**WHAT TO WORK ON:** Copy out the records precisely, omitting pictures.

**DATASET ROWS:**
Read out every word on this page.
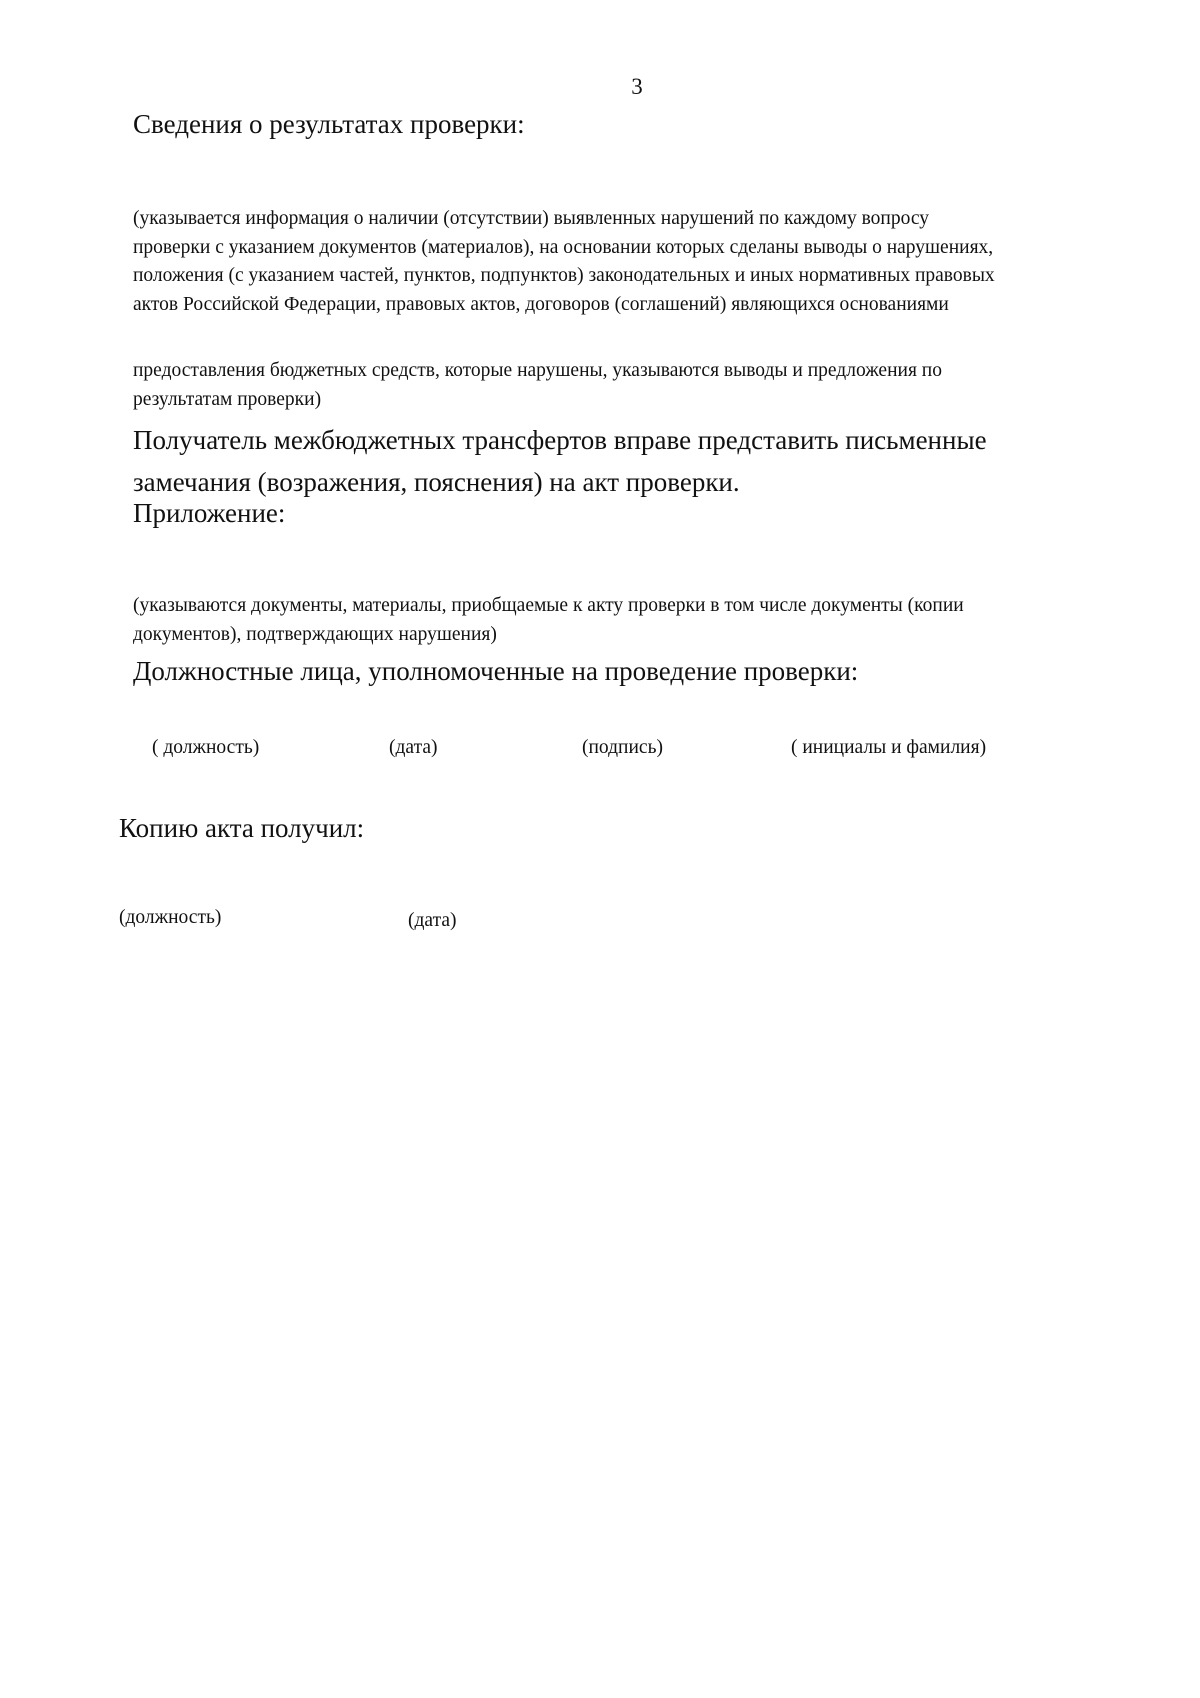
3
Сведения о результатах проверки:
(указывается информация о наличии (отсутствии) выявленных нарушений по каждому вопросу
проверки с указанием документов (материалов), на основании которых сделаны выводы о нарушениях,
положения (с указанием частей, пунктов, подпунктов) законодательных и иных нормативных правовых
актов Российской Федерации, правовых актов, договоров (соглашений) являющихся основаниями
предоставления бюджетных средств, которые нарушены, указываются выводы и предложения по
результатам проверки)
Получатель межбюджетных трансфертов вправе представить письменные
замечания (возражения, пояснения) на акт проверки.
Приложение:
(указываются документы, материалы, приобщаемые к акту проверки в том числе документы (копии
документов), подтверждающих нарушения)
Должностные лица, уполномоченные на проведение проверки:
( должность)	(дата)	(подпись)	( инициалы и фамилия)
Копию акта получил:
(должность)	(дата)
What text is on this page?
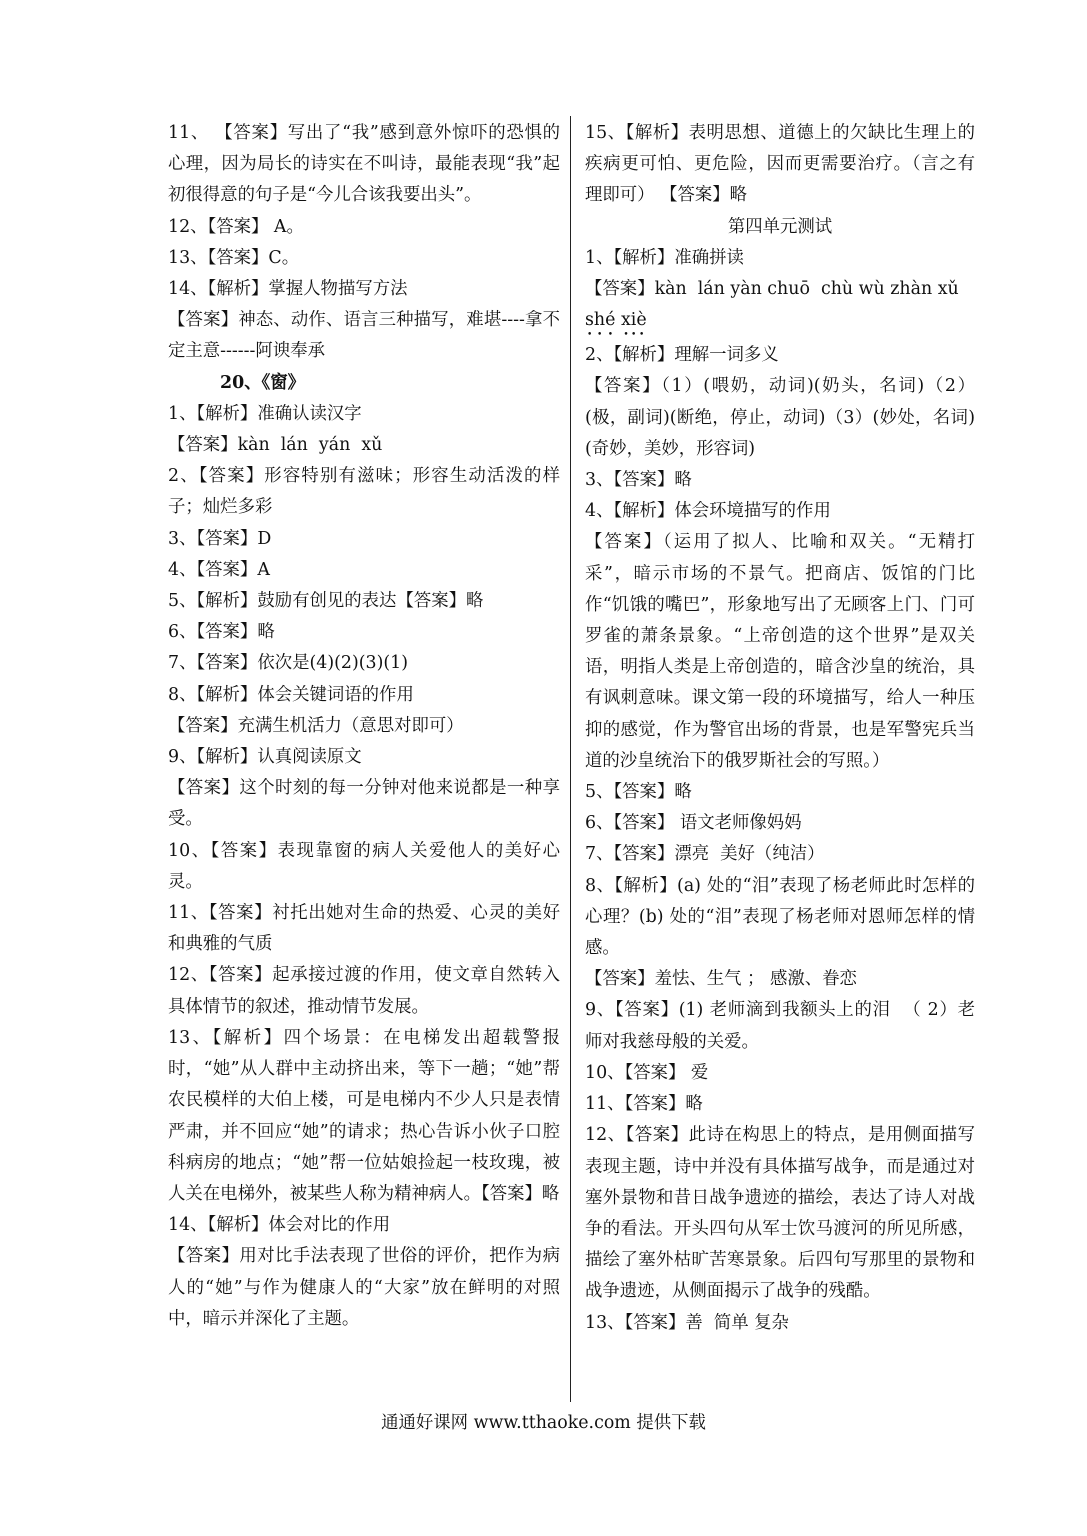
11、 【答案】写出了“我”感到意外惊吓的恐惧的心理，因为局长的诗实在不叫诗，最能表现“我”起初很得意的句子是“今儿合该我要出头”。

12、【答案】 A。

13、【答案】C。

14、【解析】掌握人物描写方法

【答案】神态、动作、语言三种描写，难堪----拿不定主意------阿谀奉承

20、《窗》

1、【解析】准确认读汉字

【答案】kàn  lán  yán  xǔ

2、【答案】形容特别有滋味；形容生动活泼的样子；灿烂多彩

3、【答案】D

4、【答案】A

5、【解析】鼓励有创见的表达【答案】略

6、【答案】略

7、【答案】依次是(4)(2)(3)(1)

8、【解析】体会关键词语的作用

【答案】充满生机活力（意思对即可）

9、【解析】认真阅读原文

【答案】这个时刻的每一分钟对他来说都是一种享受。

10、【答案】表现靠窗的病人关爱他人的美好心灵。

11、【答案】衬托出她对生命的热爱、心灵的美好和典雅的气质

12、【答案】起承接过渡的作用，使文章自然转入具体情节的叙述，推动情节发展。

13、【解析】四个场景：在电梯发出超载警报时，“她”从人群中主动挤出来，等下一趟；“她”帮农民模样的大伯上楼，可是电梯内不少人只是表情严肃，并不回应“她”的请求；热心告诉小伙子口腔科病房的地点；“她”帮一位姑娘捡起一枝玫瑰，被人关在电梯外，被某些人称为精神病人。【答案】略

14、【解析】体会对比的作用

【答案】用对比手法表现了世俗的评价，把作为病人的“她”与作为健康人的“大家”放在鲜明的对照中，暗示并深化了主题。

15、【解析】表明思想、道德上的欠缺比生理上的疾病更可怕、更危险，因而更需要治疗。（言之有理即可） 【答案】略

第四单元测试

1、【解析】准确拼读

【答案】kàn  lán yàn chuō  chù wù zhàn xǔ

shé xiè

2、【解析】理解一词多义

【答案】（1）(喂奶，动词)(奶头，名词)（2）(极，副词)(断绝，停止，动词)（3）(妙处，名词)(奇妙，美妙，形容词)

3、【答案】略

4、【解析】体会环境描写的作用

【答案】（运用了拟人、比喻和双关。“无精打采”，暗示市场的不景气。把商店、饭馆的门比作“饥饿的嘴巴”，形象地写出了无顾客上门、门可罗雀的萧条景象。“上帝创造的这个世界”是双关语，明指人类是上帝创造的，暗含沙皇的统治，具有讽刺意味。课文第一段的环境描写，给人一种压抑的感觉，作为警官出场的背景，也是军警宪兵当道的沙皇统治下的俄罗斯社会的写照。）

5、【答案】略

6、【答案】 语文老师像妈妈

7、【答案】漂亮  美好（纯洁）

8、【解析】(a) 处的“泪”表现了杨老师此时怎样的心理？(b) 处的“泪”表现了杨老师对恩师怎样的情感。

【答案】羞怯、生气 ； 感激、眷恋

9、【答案】(1) 老师滴到我额头上的泪  （ 2）老师对我慈母般的关爱。

10、【答案】 爱

11、【答案】略

12、【答案】此诗在构思上的特点，是用侧面描写表现主题，诗中并没有具体描写战争，而是通过对塞外景物和昔日战争遗迹的描绘，表达了诗人对战争的看法。开头四句从军士饮马渡河的所见所感，描绘了塞外枯旷苦寒景象。后四句写那里的景物和战争遗迹，从侧面揭示了战争的残酷。

13、【答案】善  简单 复杂

通通好课网 www.tthaoke.com 提供下载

**WRITTEN REPLY:**
Read out every word on this page.
3
Сведения о результатах проверки:
(указывается информация о наличии (отсутствии) выявленных нарушений по каждому вопросу
проверки с указанием документов (материалов), на основании которых сделаны выводы о нарушениях,
положения (с указанием частей, пунктов, подпунктов) законодательных и иных нормативных правовых
актов Российской Федерации, правовых актов, договоров (соглашений) являющихся основаниями
предоставления бюджетных средств, которые нарушены, указываются выводы и предложения по
результатам проверки)
Получатель межбюджетных трансфертов вправе представить письменные
замечания (возражения, пояснения) на акт проверки.
Приложение:
(указываются документы, материалы, приобщаемые к акту проверки в том числе документы (копии
документов), подтверждающих нарушения)
Должностные лица, уполномоченные на проведение проверки:
( должность)	(дата)	(подпись)	( инициалы и фамилия)
Копию акта получил:
(должность)	(дата)
What text is on this page?
11、 【答案】写出了“我”感到意外惊吓的恐惧的心理，因为局长的诗实在不叫诗，最能表现“我”起初很得意的句子是“今儿合该我要出头”。

12、【答案】 A。

13、【答案】C。

14、【解析】掌握人物描写方法

【答案】神态、动作、语言三种描写，难堪----拿不定主意------阿谀奉承

20、《窗》

1、【解析】准确认读汉字

【答案】kàn  lán  yán  xǔ

2、【答案】形容特别有滋味；形容生动活泼的样子；灿烂多彩

3、【答案】D

4、【答案】A

5、【解析】鼓励有创见的表达【答案】略

6、【答案】略

7、【答案】依次是(4)(2)(3)(1)

8、【解析】体会关键词语的作用

【答案】充满生机活力（意思对即可）

9、【解析】认真阅读原文

【答案】这个时刻的每一分钟对他来说都是一种享受。

10、【答案】表现靠窗的病人关爱他人的美好心灵。

11、【答案】衬托出她对生命的热爱、心灵的美好和典雅的气质

12、【答案】起承接过渡的作用，使文章自然转入具体情节的叙述，推动情节发展。

13、【解析】四个场景：在电梯发出超载警报时，“她”从人群中主动挤出来，等下一趟；“她”帮农民模样的大伯上楼，可是电梯内不少人只是表情严肃，并不回应“她”的请求；热心告诉小伙子口腔科病房的地点；“她”帮一位姑娘捡起一枝玫瑰，被人关在电梯外，被某些人称为精神病人。【答案】略

14、【解析】体会对比的作用

【答案】用对比手法表现了世俗的评价，把作为病人的“她”与作为健康人的“大家”放在鲜明的对照中，暗示并深化了主题。

15、【解析】表明思想、道德上的欠缺比生理上的疾病更可怕、更危险，因而更需要治疗。（言之有理即可） 【答案】略

第四单元测试

1、【解析】准确拼读

【答案】kàn  lán yàn chuō  chù wù zhàn xǔ

shé xiè

2、【解析】理解一词多义

【答案】（1）(喂奶，动词)(奶头，名词)（2）(极，副词)(断绝，停止，动词)（3）(妙处，名词)(奇妙，美妙，形容词)

3、【答案】略

4、【解析】体会环境描写的作用

【答案】（运用了拟人、比喻和双关。“无精打采”，暗示市场的不景气。把商店、饭馆的门比作“饥饿的嘴巴”，形象地写出了无顾客上门、门可罗雀的萧条景象。“上帝创造的这个世界”是双关语，明指人类是上帝创造的，暗含沙皇的统治，具有讽刺意味。课文第一段的环境描写，给人一种压抑的感觉，作为警官出场的背景，也是军警宪兵当道的沙皇统治下的俄罗斯社会的写照。）

5、【答案】略

6、【答案】 语文老师像妈妈

7、【答案】漂亮  美好（纯洁）

8、【解析】(a) 处的“泪”表现了杨老师此时怎样的心理？(b) 处的“泪”表现了杨老师对恩师怎样的情感。

【答案】羞怯、生气 ； 感激、眷恋

9、【答案】(1) 老师滴到我额头上的泪  （ 2）老师对我慈母般的关爱。

10、【答案】 爱

11、【答案】略

12、【答案】此诗在构思上的特点，是用侧面描写表现主题，诗中并没有具体描写战争，而是通过对塞外景物和昔日战争遗迹的描绘，表达了诗人对战争的看法。开头四句从军士饮马渡河的所见所感，描绘了塞外枯旷苦寒景象。后四句写那里的景物和战争遗迹，从侧面揭示了战争的残酷。

13、【答案】善  简单 复杂

通通好课网 www.tthaoke.com 提供下载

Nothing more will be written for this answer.